# Exercise data:
* BEGIN *

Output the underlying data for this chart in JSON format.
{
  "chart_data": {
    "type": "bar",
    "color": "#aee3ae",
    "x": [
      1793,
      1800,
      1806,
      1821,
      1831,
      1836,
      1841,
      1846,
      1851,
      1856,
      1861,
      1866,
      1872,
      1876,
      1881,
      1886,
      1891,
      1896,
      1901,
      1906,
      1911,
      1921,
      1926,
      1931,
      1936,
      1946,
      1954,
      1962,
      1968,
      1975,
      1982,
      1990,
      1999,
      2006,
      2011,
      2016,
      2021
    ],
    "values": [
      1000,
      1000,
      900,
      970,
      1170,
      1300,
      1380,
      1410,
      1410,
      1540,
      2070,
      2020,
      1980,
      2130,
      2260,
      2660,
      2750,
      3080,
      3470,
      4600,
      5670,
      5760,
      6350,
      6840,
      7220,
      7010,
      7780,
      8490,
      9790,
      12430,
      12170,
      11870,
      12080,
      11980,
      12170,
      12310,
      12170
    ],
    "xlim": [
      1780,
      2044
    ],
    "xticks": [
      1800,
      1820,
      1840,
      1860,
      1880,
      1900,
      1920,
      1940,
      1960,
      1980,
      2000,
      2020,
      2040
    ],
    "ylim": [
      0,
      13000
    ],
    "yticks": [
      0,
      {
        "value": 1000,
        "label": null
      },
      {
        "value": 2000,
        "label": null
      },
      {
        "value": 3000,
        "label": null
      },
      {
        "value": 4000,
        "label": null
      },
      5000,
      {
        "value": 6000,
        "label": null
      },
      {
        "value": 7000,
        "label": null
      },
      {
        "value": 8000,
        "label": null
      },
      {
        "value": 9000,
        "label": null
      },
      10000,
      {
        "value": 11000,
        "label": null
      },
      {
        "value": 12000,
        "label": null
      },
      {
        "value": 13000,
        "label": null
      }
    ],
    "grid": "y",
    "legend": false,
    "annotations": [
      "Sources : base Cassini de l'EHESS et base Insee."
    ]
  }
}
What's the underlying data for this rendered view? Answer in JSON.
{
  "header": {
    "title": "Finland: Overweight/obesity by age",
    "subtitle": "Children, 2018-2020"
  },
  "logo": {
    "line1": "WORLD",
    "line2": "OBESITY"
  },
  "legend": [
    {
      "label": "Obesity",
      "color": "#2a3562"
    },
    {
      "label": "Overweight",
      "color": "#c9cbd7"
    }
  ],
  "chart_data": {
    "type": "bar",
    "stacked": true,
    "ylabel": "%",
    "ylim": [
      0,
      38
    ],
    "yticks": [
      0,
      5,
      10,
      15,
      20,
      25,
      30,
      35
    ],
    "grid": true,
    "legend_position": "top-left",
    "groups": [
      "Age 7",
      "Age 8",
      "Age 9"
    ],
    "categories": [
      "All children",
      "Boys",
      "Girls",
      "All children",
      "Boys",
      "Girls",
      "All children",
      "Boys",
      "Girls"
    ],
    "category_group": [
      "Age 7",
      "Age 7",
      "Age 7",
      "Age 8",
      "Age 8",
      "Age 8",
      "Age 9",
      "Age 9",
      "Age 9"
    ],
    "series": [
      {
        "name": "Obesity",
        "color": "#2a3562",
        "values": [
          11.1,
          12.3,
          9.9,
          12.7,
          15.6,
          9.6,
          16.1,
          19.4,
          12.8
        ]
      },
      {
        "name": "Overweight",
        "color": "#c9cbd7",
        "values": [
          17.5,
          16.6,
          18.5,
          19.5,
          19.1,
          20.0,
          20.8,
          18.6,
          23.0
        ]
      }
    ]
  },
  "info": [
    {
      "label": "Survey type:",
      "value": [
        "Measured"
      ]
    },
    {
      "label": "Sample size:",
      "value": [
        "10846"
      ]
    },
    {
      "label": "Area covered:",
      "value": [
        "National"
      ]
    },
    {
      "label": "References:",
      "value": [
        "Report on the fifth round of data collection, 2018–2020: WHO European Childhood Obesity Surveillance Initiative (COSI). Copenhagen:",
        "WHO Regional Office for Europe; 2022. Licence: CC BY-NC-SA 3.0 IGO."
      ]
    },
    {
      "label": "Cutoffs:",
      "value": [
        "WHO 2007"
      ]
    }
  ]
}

* END *

Your task is to reproduce all of the records exactly.

Output the underlying data for this chart in JSON format.
{
  "chart_data": {
    "type": "bar",
    "color": "#aee3ae",
    "x": [
      1793,
      1800,
      1806,
      1821,
      1831,
      1836,
      1841,
      1846,
      1851,
      1856,
      1861,
      1866,
      1872,
      1876,
      1881,
      1886,
      1891,
      1896,
      1901,
      1906,
      1911,
      1921,
      1926,
      1931,
      1936,
      1946,
      1954,
      1962,
      1968,
      1975,
      1982,
      1990,
      1999,
      2006,
      2011,
      2016,
      2021
    ],
    "values": [
      1000,
      1000,
      900,
      970,
      1170,
      1300,
      1380,
      1410,
      1410,
      1540,
      2070,
      2020,
      1980,
      2130,
      2260,
      2660,
      2750,
      3080,
      3470,
      4600,
      5670,
      5760,
      6350,
      6840,
      7220,
      7010,
      7780,
      8490,
      9790,
      12430,
      12170,
      11870,
      12080,
      11980,
      12170,
      12310,
      12170
    ],
    "xlim": [
      1780,
      2044
    ],
    "xticks": [
      1800,
      1820,
      1840,
      1860,
      1880,
      1900,
      1920,
      1940,
      1960,
      1980,
      2000,
      2020,
      2040
    ],
    "ylim": [
      0,
      13000
    ],
    "yticks": [
      0,
      {
        "value": 1000,
        "label": null
      },
      {
        "value": 2000,
        "label": null
      },
      {
        "value": 3000,
        "label": null
      },
      {
        "value": 4000,
        "label": null
      },
      5000,
      {
        "value": 6000,
        "label": null
      },
      {
        "value": 7000,
        "label": null
      },
      {
        "value": 8000,
        "label": null
      },
      {
        "value": 9000,
        "label": null
      },
      10000,
      {
        "value": 11000,
        "label": null
      },
      {
        "value": 12000,
        "label": null
      },
      {
        "value": 13000,
        "label": null
      }
    ],
    "grid": "y",
    "legend": false,
    "annotations": [
      "Sources : base Cassini de l'EHESS et base Insee."
    ]
  }
}
What's the underlying data for this rendered view? Answer in JSON.
{
  "header": {
    "title": "Finland: Overweight/obesity by age",
    "subtitle": "Children, 2018-2020"
  },
  "logo": {
    "line1": "WORLD",
    "line2": "OBESITY"
  },
  "legend": [
    {
      "label": "Obesity",
      "color": "#2a3562"
    },
    {
      "label": "Overweight",
      "color": "#c9cbd7"
    }
  ],
  "chart_data": {
    "type": "bar",
    "stacked": true,
    "ylabel": "%",
    "ylim": [
      0,
      38
    ],
    "yticks": [
      0,
      5,
      10,
      15,
      20,
      25,
      30,
      35
    ],
    "grid": true,
    "legend_position": "top-left",
    "groups": [
      "Age 7",
      "Age 8",
      "Age 9"
    ],
    "categories": [
      "All children",
      "Boys",
      "Girls",
      "All children",
      "Boys",
      "Girls",
      "All children",
      "Boys",
      "Girls"
    ],
    "category_group": [
      "Age 7",
      "Age 7",
      "Age 7",
      "Age 8",
      "Age 8",
      "Age 8",
      "Age 9",
      "Age 9",
      "Age 9"
    ],
    "series": [
      {
        "name": "Obesity",
        "color": "#2a3562",
        "values": [
          11.1,
          12.3,
          9.9,
          12.7,
          15.6,
          9.6,
          16.1,
          19.4,
          12.8
        ]
      },
      {
        "name": "Overweight",
        "color": "#c9cbd7",
        "values": [
          17.5,
          16.6,
          18.5,
          19.5,
          19.1,
          20.0,
          20.8,
          18.6,
          23.0
        ]
      }
    ]
  },
  "info": [
    {
      "label": "Survey type:",
      "value": [
        "Measured"
      ]
    },
    {
      "label": "Sample size:",
      "value": [
        "10846"
      ]
    },
    {
      "label": "Area covered:",
      "value": [
        "National"
      ]
    },
    {
      "label": "References:",
      "value": [
        "Report on the fifth round of data collection, 2018–2020: WHO European Childhood Obesity Surveillance Initiative (COSI). Copenhagen:",
        "WHO Regional Office for Europe; 2022. Licence: CC BY-NC-SA 3.0 IGO."
      ]
    },
    {
      "label": "Cutoffs:",
      "value": [
        "WHO 2007"
      ]
    }
  ]
}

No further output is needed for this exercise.